**Task prompt:**
Copy the material from the line with "- Point: [159, 65, 169, 69]" up to and including the line with "- Point: [312, 196, 323, 200]", swapping "Point" for "Marker" and keeping everything else unchanged.

**Element boundary records:**
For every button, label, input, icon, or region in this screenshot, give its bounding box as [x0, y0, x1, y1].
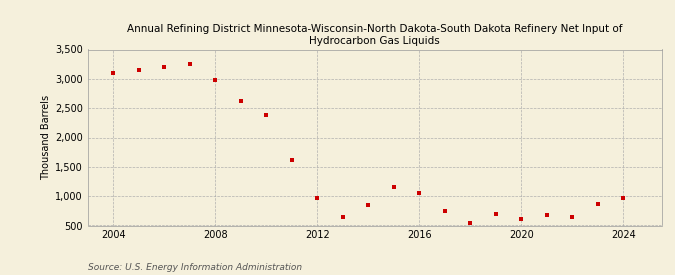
- Point: [159, 65, 169, 69]
- Point: [236, 99, 246, 103]
- Point: [567, 215, 578, 219]
- Point: [516, 217, 526, 221]
- Point: [108, 71, 119, 75]
- Point: [363, 203, 374, 207]
- Text: Source: U.S. Energy Information Administration: Source: U.S. Energy Information Administ…: [88, 263, 302, 272]
- Point: [184, 62, 195, 66]
- Point: [593, 202, 603, 207]
- Point: [312, 196, 323, 200]
- Point: [388, 185, 399, 189]
- Point: [490, 211, 501, 216]
- Point: [286, 158, 297, 163]
- Point: [618, 196, 628, 200]
- Point: [338, 215, 348, 219]
- Y-axis label: Thousand Barrels: Thousand Barrels: [41, 95, 51, 180]
- Point: [261, 113, 271, 117]
- Point: [541, 213, 552, 217]
- Point: [465, 221, 476, 225]
- Point: [134, 68, 144, 72]
- Point: [414, 191, 425, 195]
- Point: [210, 78, 221, 82]
- Title: Annual Refining District Minnesota-Wisconsin-North Dakota-South Dakota Refinery : Annual Refining District Minnesota-Wisco…: [127, 24, 622, 46]
- Point: [439, 209, 450, 213]
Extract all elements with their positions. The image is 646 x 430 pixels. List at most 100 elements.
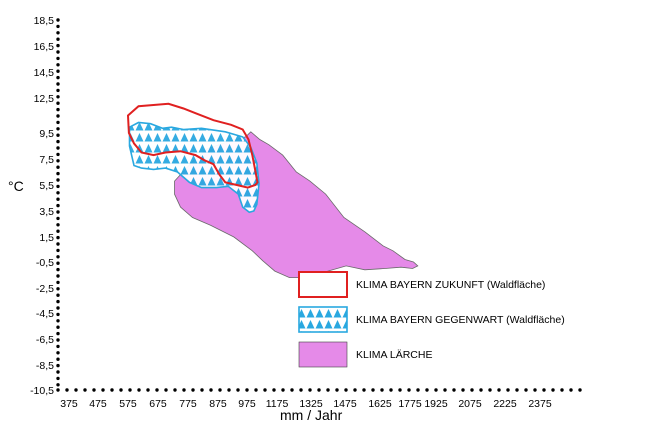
x-axis-dot bbox=[425, 388, 429, 392]
y-axis-dot bbox=[56, 274, 60, 278]
x-tick-label: 1475 bbox=[333, 398, 357, 410]
y-axis-dot bbox=[56, 133, 60, 137]
y-tick-label: 14,5 bbox=[34, 67, 55, 79]
x-axis-dot bbox=[344, 388, 348, 392]
x-axis-dot bbox=[191, 388, 195, 392]
x-axis-dot bbox=[560, 388, 564, 392]
axes: 18,5 16,5 14,5 12,5 9,5 7,5 5,5 3,5 1,5 -0,5 -2,5 -… bbox=[30, 15, 582, 410]
x-axis-dot bbox=[56, 388, 60, 392]
x-axis-dot bbox=[164, 388, 168, 392]
y-axis-dot bbox=[56, 235, 60, 240]
x-tick-label: 775 bbox=[179, 398, 197, 410]
x-axis-dot bbox=[155, 388, 159, 392]
x-axis-dot bbox=[101, 388, 105, 392]
y-tick-label: 18,5 bbox=[34, 15, 55, 27]
y-axis-dot bbox=[56, 229, 60, 233]
legend-swatch bbox=[298, 306, 348, 333]
y-axis-dot bbox=[56, 63, 60, 67]
y-axis-dot bbox=[56, 127, 60, 131]
x-axis-dot bbox=[488, 388, 492, 392]
x-axis-dot bbox=[182, 388, 186, 392]
legend-label: KLIMA BAYERN ZUKUNFT (Waldfläche) bbox=[356, 279, 545, 291]
y-axis-dot bbox=[56, 107, 60, 112]
x-axis-dot bbox=[146, 388, 150, 392]
y-tick-label: 16,5 bbox=[34, 41, 55, 53]
x-axis-dot bbox=[461, 388, 465, 392]
y-axis-dot bbox=[56, 37, 60, 41]
y-axis-dot bbox=[56, 146, 60, 150]
y-axis-dot bbox=[56, 43, 60, 48]
y-axis-dot bbox=[56, 18, 60, 22]
x-axis-dot bbox=[74, 388, 78, 392]
legend-swatch bbox=[298, 271, 348, 298]
y-axis-dot bbox=[56, 184, 60, 189]
x-tick-label: 1325 bbox=[299, 398, 323, 410]
x-axis-dot bbox=[290, 388, 294, 392]
y-axis-dot bbox=[56, 331, 60, 336]
y-axis-dot bbox=[56, 171, 60, 176]
y-axis-dot bbox=[56, 319, 60, 323]
y-axis-dot bbox=[56, 248, 60, 253]
x-axis-dot bbox=[137, 388, 141, 392]
y-tick-label: 7,5 bbox=[39, 154, 54, 166]
y-axis-dot bbox=[56, 223, 60, 227]
x-axis-dot bbox=[236, 388, 240, 392]
x-axis-dot bbox=[497, 388, 501, 392]
y-axis-dot bbox=[56, 299, 60, 304]
y-axis-dot bbox=[56, 267, 60, 272]
x-axis-dot bbox=[506, 388, 510, 392]
y-axis-dot bbox=[56, 255, 60, 259]
y-tick-label: -10,5 bbox=[30, 385, 54, 397]
x-axis-dot bbox=[407, 388, 411, 392]
y-axis-dot bbox=[56, 280, 60, 285]
y-tick-label: -2,5 bbox=[36, 283, 54, 295]
y-axis-dot bbox=[56, 216, 60, 221]
y-axis-title: °C bbox=[8, 178, 24, 194]
x-axis-dot bbox=[362, 388, 366, 392]
x-axis-dot bbox=[308, 388, 312, 392]
y-axis-dot bbox=[56, 31, 60, 35]
y-tick-label: 12,5 bbox=[34, 93, 55, 105]
y-axis-dot bbox=[56, 261, 60, 265]
x-axis-dot bbox=[578, 388, 582, 392]
x-axis-dot bbox=[173, 388, 177, 392]
x-axis-dot bbox=[479, 388, 483, 392]
y-axis-dot bbox=[56, 114, 60, 118]
x-axis-dot bbox=[452, 388, 456, 392]
y-axis-dot bbox=[56, 159, 60, 163]
x-axis-dot bbox=[326, 388, 330, 392]
x-axis-dot bbox=[128, 388, 132, 392]
y-axis-dot bbox=[56, 351, 60, 355]
x-axis-dot bbox=[245, 388, 249, 392]
x-axis-dot bbox=[371, 388, 375, 392]
y-tick-label: 5,5 bbox=[39, 180, 54, 192]
y-axis-dot bbox=[56, 203, 60, 208]
y-axis-dot bbox=[56, 120, 60, 125]
y-axis-dot bbox=[56, 287, 60, 291]
y-axis-dot bbox=[56, 82, 60, 86]
y-axis-dot bbox=[56, 344, 60, 349]
y-axis-dot bbox=[56, 139, 60, 144]
legend-label: KLIMA BAYERN GEGENWART (Waldfläche) bbox=[356, 314, 565, 326]
x-axis-dot bbox=[389, 388, 393, 392]
y-axis-dot bbox=[56, 88, 60, 93]
x-axis-dot bbox=[533, 388, 537, 392]
y-axis-dot bbox=[56, 338, 60, 342]
y-axis-dot bbox=[56, 325, 60, 329]
y-axis-dot bbox=[56, 197, 60, 201]
x-tick-label: 575 bbox=[119, 398, 137, 410]
y-axis-dot bbox=[56, 75, 60, 80]
x-axis-dot bbox=[65, 388, 69, 392]
x-axis-dot bbox=[398, 388, 402, 392]
x-axis-dot bbox=[209, 388, 213, 392]
y-axis-dot bbox=[56, 191, 60, 195]
x-tick-label: 375 bbox=[60, 398, 78, 410]
x-axis-dot bbox=[380, 388, 384, 392]
x-axis-dot bbox=[218, 388, 222, 392]
y-axis-dot bbox=[56, 165, 60, 169]
y-tick-label: -6,5 bbox=[36, 334, 54, 346]
y-axis-dot bbox=[56, 363, 60, 368]
y-tick-label: 1,5 bbox=[39, 232, 54, 244]
y-tick-label: -4,5 bbox=[36, 308, 54, 320]
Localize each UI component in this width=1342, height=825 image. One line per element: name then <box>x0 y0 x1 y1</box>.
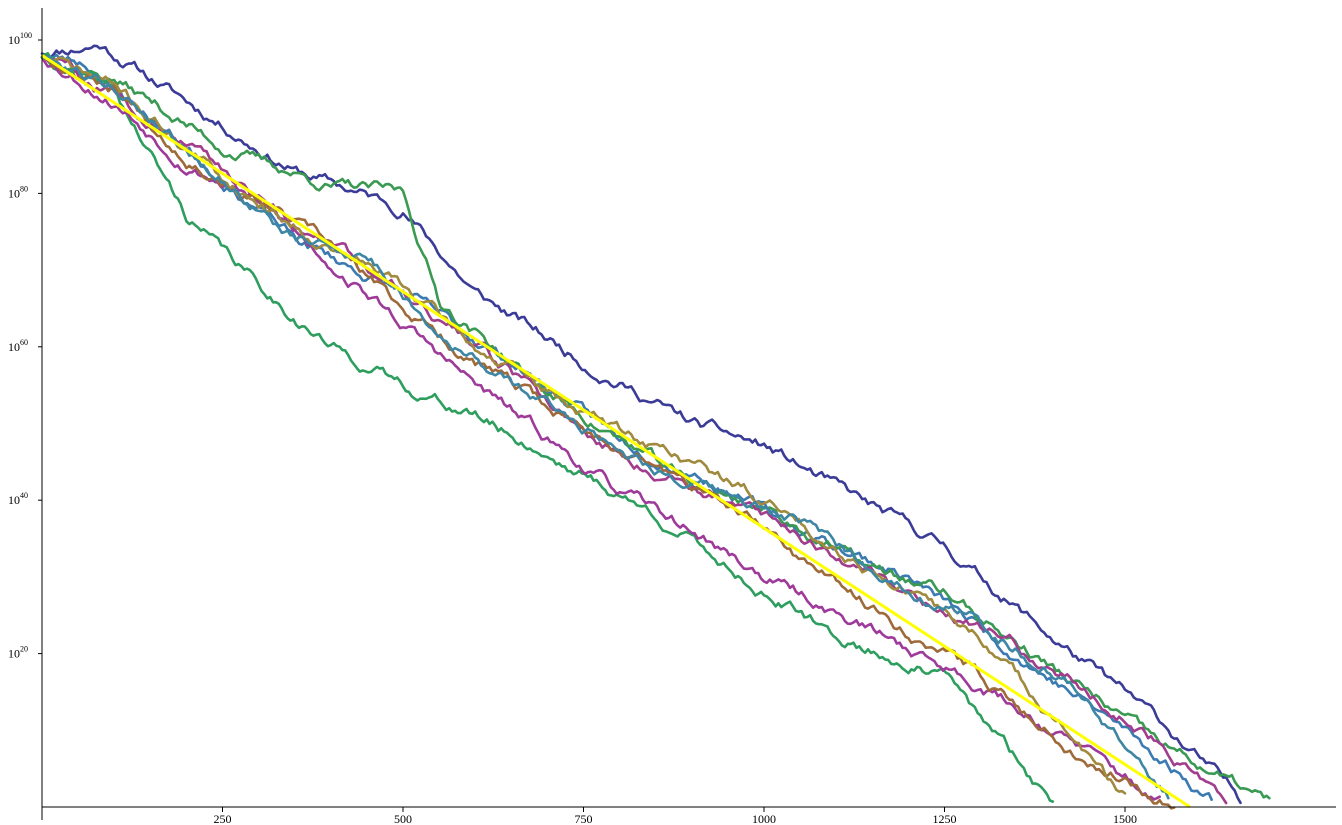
y-tick-label: 1060 <box>8 338 28 354</box>
tick-labels: 250 500 750 1000 1250 1500 1020 1040 1060 1080 101… <box>8 31 1137 825</box>
x-tick-label: 1250 <box>933 812 957 825</box>
series-line-7 <box>40 55 1176 810</box>
reference-trend-line <box>41 54 1191 809</box>
x-tick-label: 1500 <box>1113 812 1137 825</box>
x-tick-label: 750 <box>575 812 593 825</box>
y-tick-label: 10100 <box>8 31 32 47</box>
x-tick-label: 250 <box>214 812 232 825</box>
axes <box>41 8 1336 820</box>
y-tick-label: 1020 <box>8 645 28 661</box>
series-line-9 <box>40 54 1170 800</box>
y-tick-label: 1080 <box>8 184 28 200</box>
series-line-2 <box>40 53 1213 802</box>
series-line-1 <box>40 44 1242 805</box>
series-line-6 <box>40 55 1228 805</box>
y-tick-label: 1040 <box>8 491 28 507</box>
x-tick-label: 500 <box>394 812 412 825</box>
series-line-4 <box>40 51 1055 803</box>
series-line-3 <box>40 55 1271 800</box>
series-layer <box>40 44 1271 810</box>
reference-line-layer <box>41 54 1191 809</box>
x-tick-label: 1000 <box>752 812 776 825</box>
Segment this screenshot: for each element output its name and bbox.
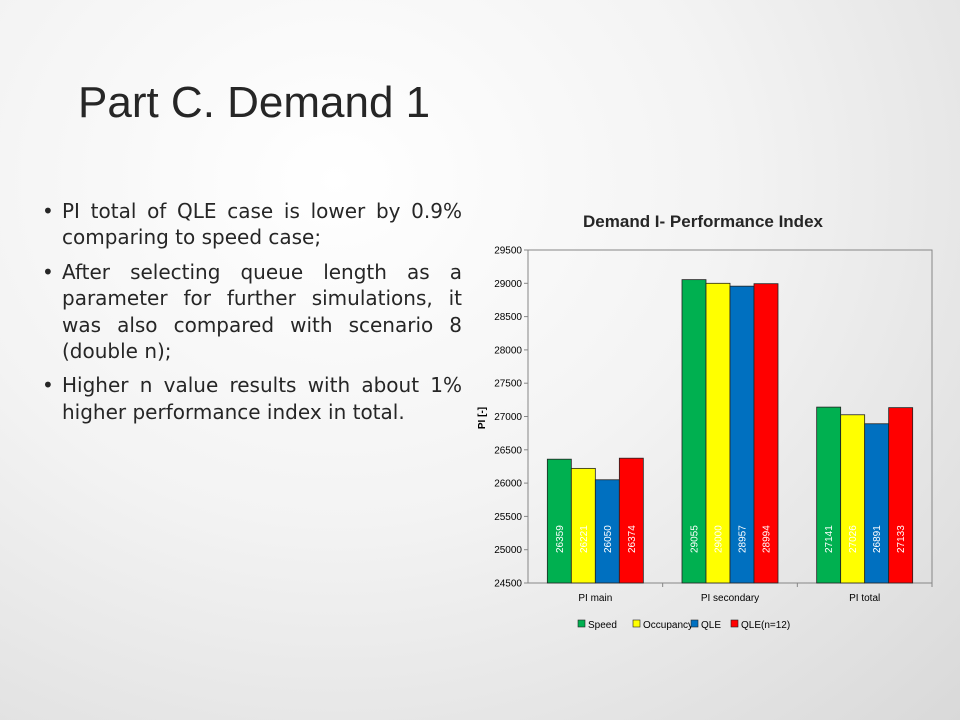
data-label: 26374 [627, 525, 638, 553]
bullet-list: • PI total of QLE case is lower by 0.9% … [42, 198, 462, 433]
bar [618, 457, 644, 584]
data-label: 27141 [824, 525, 835, 553]
x-tick-label: PI main [578, 593, 612, 604]
y-tick-label: 29500 [494, 246, 522, 257]
y-tick-label: 27000 [494, 412, 522, 423]
bar [570, 467, 596, 584]
x-tick-label: PI total [849, 593, 880, 604]
bullet-text: Higher n value results with about 1% hig… [62, 373, 462, 424]
bullet-marker: • [42, 373, 54, 398]
bar [753, 283, 779, 584]
bar [864, 423, 890, 584]
legend-swatch [730, 619, 739, 628]
y-tick-label: 25500 [494, 512, 522, 523]
legend-swatch [690, 619, 699, 628]
bullet-marker: • [42, 199, 54, 223]
data-label: 26050 [603, 525, 614, 553]
y-tick-label: 27500 [494, 379, 522, 390]
data-label: 28957 [738, 525, 749, 553]
bullet-text: PI total of QLE case is lower by 0.9% co… [62, 199, 462, 250]
bar [681, 279, 707, 584]
data-label: 26891 [872, 525, 883, 553]
x-tick-label: PI secondary [701, 593, 759, 604]
legend-entry: QLE(n=12) [741, 620, 790, 631]
bar [729, 285, 755, 584]
bullet-item: • Higher n value results with about 1% h… [42, 372, 462, 425]
chart-title: Demand I- Performance Index [583, 212, 824, 231]
legend: Speed Occupancy QLE QLE(n=12) [577, 619, 790, 631]
legend-entry: Speed [588, 620, 617, 631]
y-tick-label: 28000 [494, 345, 522, 356]
y-tick-label: 26000 [494, 479, 522, 490]
data-label: 27026 [848, 525, 859, 553]
data-label: 28994 [762, 525, 773, 553]
legend-entry: QLE [701, 620, 721, 631]
y-tick-label: 28500 [494, 312, 522, 323]
legend-swatch [632, 619, 641, 628]
bullet-marker: • [42, 259, 54, 284]
bar [888, 407, 914, 584]
legend-entry: Occupancy [643, 620, 693, 631]
bar [705, 282, 731, 584]
y-tick-label: 24500 [494, 579, 522, 590]
bar [840, 414, 866, 584]
y-tick-label: 25000 [494, 545, 522, 556]
bar [546, 458, 572, 584]
y-tick-label: 26500 [494, 445, 522, 456]
plot-area: 24500 25000 25500 26000 26500 27000 27500 28000… [494, 246, 933, 604]
bullet-item: • PI total of QLE case is lower by 0.9% … [42, 198, 462, 251]
slide-title: Part C. Demand 1 [78, 78, 431, 127]
data-label: 29000 [714, 525, 725, 553]
bullet-item: • After selecting queue length as a para… [42, 259, 462, 365]
y-axis-label: PI [-] [477, 407, 488, 429]
bar [594, 479, 620, 584]
data-label: 26359 [555, 525, 566, 553]
data-label: 26221 [579, 525, 590, 553]
data-label: 29055 [690, 525, 701, 553]
y-tick-label: 29000 [494, 279, 522, 290]
legend-swatch [577, 619, 586, 628]
bar-chart: Demand I- Performance Index PI [-] 24500… [477, 212, 933, 631]
bar [816, 406, 842, 584]
bullet-text: After selecting queue length as a parame… [62, 259, 462, 363]
data-label: 27133 [896, 525, 907, 553]
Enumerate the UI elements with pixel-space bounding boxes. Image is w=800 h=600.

**Exercise output:**
- Marker: [159, 65, 169, 69]
- Marker: [236, 99, 246, 103]
- Marker: [567, 215, 578, 219]
- Marker: [516, 217, 526, 221]
- Marker: [108, 71, 119, 75]
- Marker: [363, 203, 374, 207]
- Text: Source: U.S. Energy Information Administration: Source: U.S. Energy Information Administ…: [88, 263, 302, 272]
- Marker: [184, 62, 195, 66]
- Marker: [593, 202, 603, 207]
- Marker: [312, 196, 323, 200]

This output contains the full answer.